Problem requirements - Your answer should hold every line of the records below that contains the string "sont".

Exercise input -
* * * * * * *

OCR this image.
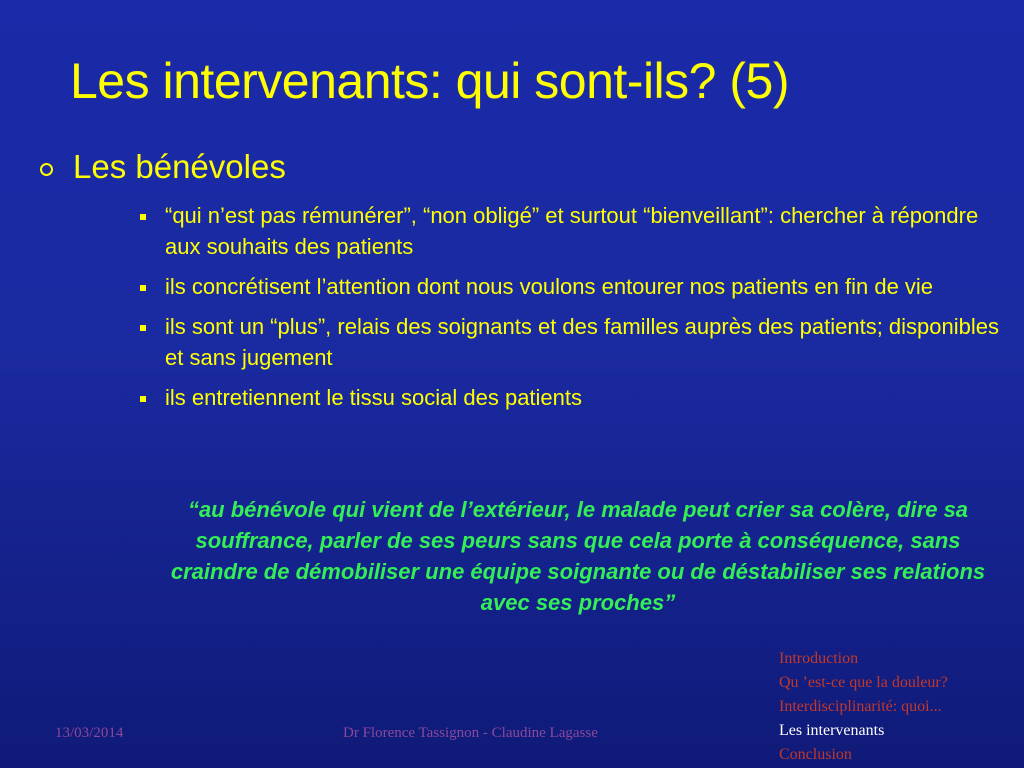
Les intervenants: qui sont-ils? (5)
Les bénévoles
“qui n’est pas rémunérer”, “non obligé” et surtout “bienveillant”: chercher à répondre aux souhaits des patients
ils concrétisent l’attention dont nous voulons entourer nos patients en fin de vie
ils sont un “plus”, relais des soignants et des familles auprès des patients; disponibles et sans jugement
ils entretiennent le tissu social des patients

“au bénévole qui vient de l’extérieur, le malade peut crier sa colère, dire sa souffrance, parler de ses peurs sans que cela porte à conséquence, sans craindre de démobiliser une équipe soignante ou de déstabiliser ses relations avec ses proches”

13/03/2014	Dr Florence Tassignon - Claudine Lagasse
Introduction
Qu ’est-ce que la douleur?
Interdisciplinarité: quoi...
Les intervenants
Conclusion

* * * * * * *

Task response -
Les intervenants: qui sont-ils? (5)
ils sont un “plus”, relais des soignants et des familles auprès des patients; disponibles et sans jugement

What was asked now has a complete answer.